* What to produce: State how many lines hold the word "icon", with no other words.

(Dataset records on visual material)
##############################

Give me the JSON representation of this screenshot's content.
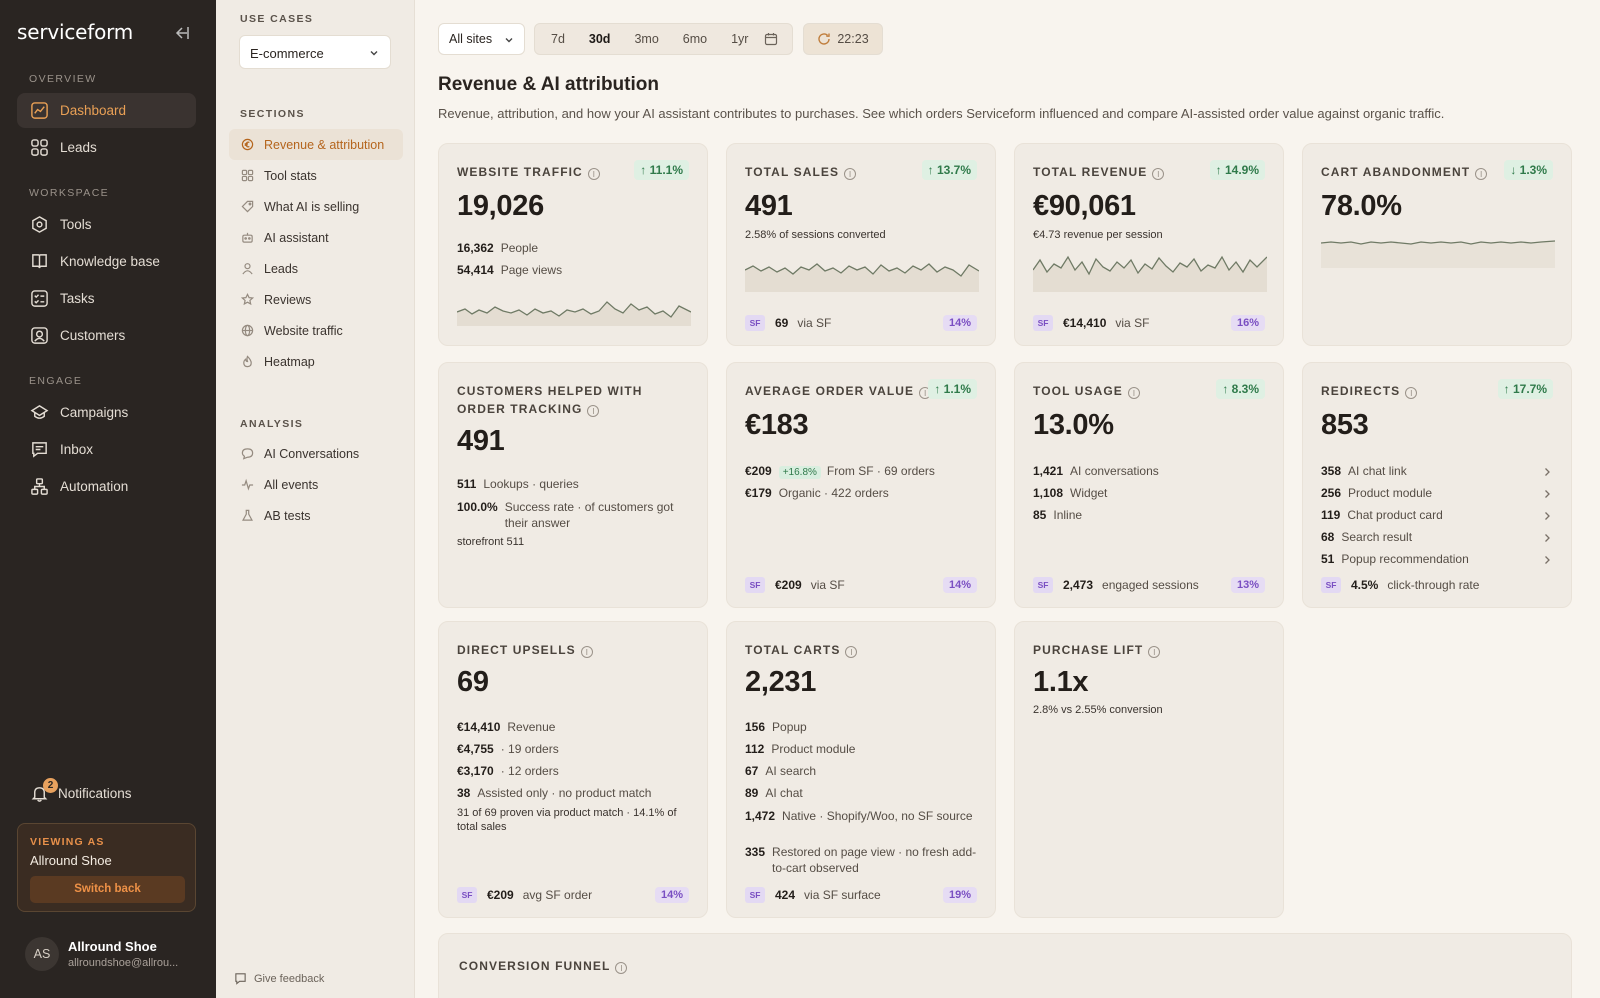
{
  "brand": "serviceform",
  "sidebar": {
    "overview_label": "OVERVIEW",
    "items_overview": [
      {
        "label": "Dashboard",
        "icon": "chart-icon"
      },
      {
        "label": "Leads",
        "icon": "grid-icon"
      }
    ],
    "workspace_label": "WORKSPACE",
    "items_workspace": [
      {
        "label": "Tools",
        "icon": "hexagon-icon"
      },
      {
        "label": "Knowledge base",
        "icon": "book-icon"
      },
      {
        "label": "Tasks",
        "icon": "checklist-icon"
      },
      {
        "label": "Customers",
        "icon": "user-square-icon"
      }
    ],
    "engage_label": "ENGAGE",
    "items_engage": [
      {
        "label": "Campaigns",
        "icon": "campaign-icon"
      },
      {
        "label": "Inbox",
        "icon": "chat-icon"
      },
      {
        "label": "Automation",
        "icon": "automation-icon"
      }
    ],
    "notifications_label": "Notifications",
    "notifications_count": "2",
    "viewing_as_label": "VIEWING AS",
    "viewing_as_name": "Allround Shoe",
    "switch_back": "Switch back",
    "user_initials": "AS",
    "user_name": "Allround Shoe",
    "user_email": "allroundshoe@allrou..."
  },
  "subnav": {
    "use_cases_label": "USE CASES",
    "use_case_value": "E-commerce",
    "sections_label": "SECTIONS",
    "sections": [
      "Revenue & attribution",
      "Tool stats",
      "What AI is selling",
      "AI assistant",
      "Leads",
      "Reviews",
      "Website traffic",
      "Heatmap"
    ],
    "analysis_label": "ANALYSIS",
    "analysis": [
      "AI Conversations",
      "All events",
      "AB tests"
    ],
    "feedback": "Give feedback"
  },
  "toolbar": {
    "site": "All sites",
    "ranges": [
      "7d",
      "30d",
      "3mo",
      "6mo",
      "1yr"
    ],
    "active_range": "30d",
    "refresh_time": "22:23"
  },
  "page": {
    "title": "Revenue & AI attribution",
    "description": "Revenue, attribution, and how your AI assistant contributes to purchases. See which orders Serviceform influenced and compare AI-assisted order value against organic traffic."
  },
  "cards": {
    "traffic": {
      "title": "WEBSITE TRAFFIC",
      "change": "↑ 11.1%",
      "value": "19,026",
      "rows": [
        {
          "n": "16,362",
          "l": "People"
        },
        {
          "n": "54,414",
          "l": "Page views"
        }
      ]
    },
    "sales": {
      "title": "TOTAL SALES",
      "change": "↑ 13.7%",
      "value": "491",
      "sub": "2.58% of sessions converted",
      "foot_sf": "SF",
      "foot_val": "69",
      "foot_label": "via SF",
      "foot_pct": "14%"
    },
    "revenue": {
      "title": "TOTAL REVENUE",
      "change": "↑ 14.9%",
      "value": "€90,061",
      "sub": "€4.73 revenue per session",
      "foot_sf": "SF",
      "foot_val": "€14,410",
      "foot_label": "via SF",
      "foot_pct": "16%"
    },
    "cart_abandon": {
      "title": "CART ABANDONMENT",
      "change": "↓ 1.3%",
      "value": "78.0%"
    },
    "order_tracking": {
      "title": "CUSTOMERS HELPED WITH ORDER TRACKING",
      "value": "491",
      "rows": [
        {
          "n": "511",
          "l": "Lookups · queries"
        },
        {
          "n": "100.0%",
          "l": "Success rate · of customers got their answer"
        }
      ],
      "note": "storefront 511"
    },
    "aov": {
      "title": "AVERAGE ORDER VALUE",
      "change": "↑ 1.1%",
      "value": "€183",
      "rows": [
        {
          "n": "€209",
          "pill": "+16.8%",
          "l": "From SF · 69 orders"
        },
        {
          "n": "€179",
          "l": "Organic · 422 orders"
        }
      ],
      "foot_sf": "SF",
      "foot_val": "€209",
      "foot_label": "via SF",
      "foot_pct": "14%"
    },
    "tool_usage": {
      "title": "TOOL USAGE",
      "change": "↑ 8.3%",
      "value": "13.0%",
      "rows": [
        {
          "n": "1,421",
          "l": "AI conversations"
        },
        {
          "n": "1,108",
          "l": "Widget"
        },
        {
          "n": "85",
          "l": "Inline"
        }
      ],
      "foot_sf": "SF",
      "foot_val": "2,473",
      "foot_label": "engaged sessions",
      "foot_pct": "13%"
    },
    "redirects": {
      "title": "REDIRECTS",
      "change": "↑ 17.7%",
      "value": "853",
      "rows": [
        {
          "n": "358",
          "l": "AI chat link"
        },
        {
          "n": "256",
          "l": "Product module"
        },
        {
          "n": "119",
          "l": "Chat product card"
        },
        {
          "n": "68",
          "l": "Search result"
        },
        {
          "n": "51",
          "l": "Popup recommendation"
        }
      ],
      "foot_sf": "SF",
      "foot_val": "4.5%",
      "foot_label": "click-through rate"
    },
    "upsells": {
      "title": "DIRECT UPSELLS",
      "value": "69",
      "rows": [
        {
          "n": "€14,410",
          "l": "Revenue"
        },
        {
          "n": "€4,755",
          "l": "· 19 orders"
        },
        {
          "n": "€3,170",
          "l": "· 12 orders"
        },
        {
          "n": "38",
          "l": "Assisted only · no product match"
        }
      ],
      "note": "31 of 69 proven via product match · 14.1% of total sales",
      "foot_sf": "SF",
      "foot_val": "€209",
      "foot_label": "avg SF order",
      "foot_pct": "14%"
    },
    "carts": {
      "title": "TOTAL CARTS",
      "value": "2,231",
      "rows": [
        {
          "n": "156",
          "l": "Popup"
        },
        {
          "n": "112",
          "l": "Product module"
        },
        {
          "n": "67",
          "l": "AI search"
        },
        {
          "n": "89",
          "l": "AI chat"
        },
        {
          "n": "1,472",
          "l": "Native · Shopify/Woo, no SF source"
        },
        {
          "n": "335",
          "l": "Restored on page view · no fresh add-to-cart observed"
        }
      ],
      "foot_sf": "SF",
      "foot_val": "424",
      "foot_label": "via SF surface",
      "foot_pct": "19%"
    },
    "lift": {
      "title": "PURCHASE LIFT",
      "value": "1.1x",
      "sub": "2.8% vs 2.55% conversion"
    },
    "funnel": {
      "title": "CONVERSION FUNNEL"
    }
  },
  "colors": {
    "accent": "#e9a055",
    "sidebar_bg": "#2a2522",
    "positive": "#2f7a4a",
    "sf_purple": "#7a4fc2"
  }
}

##############################

* Final result: 9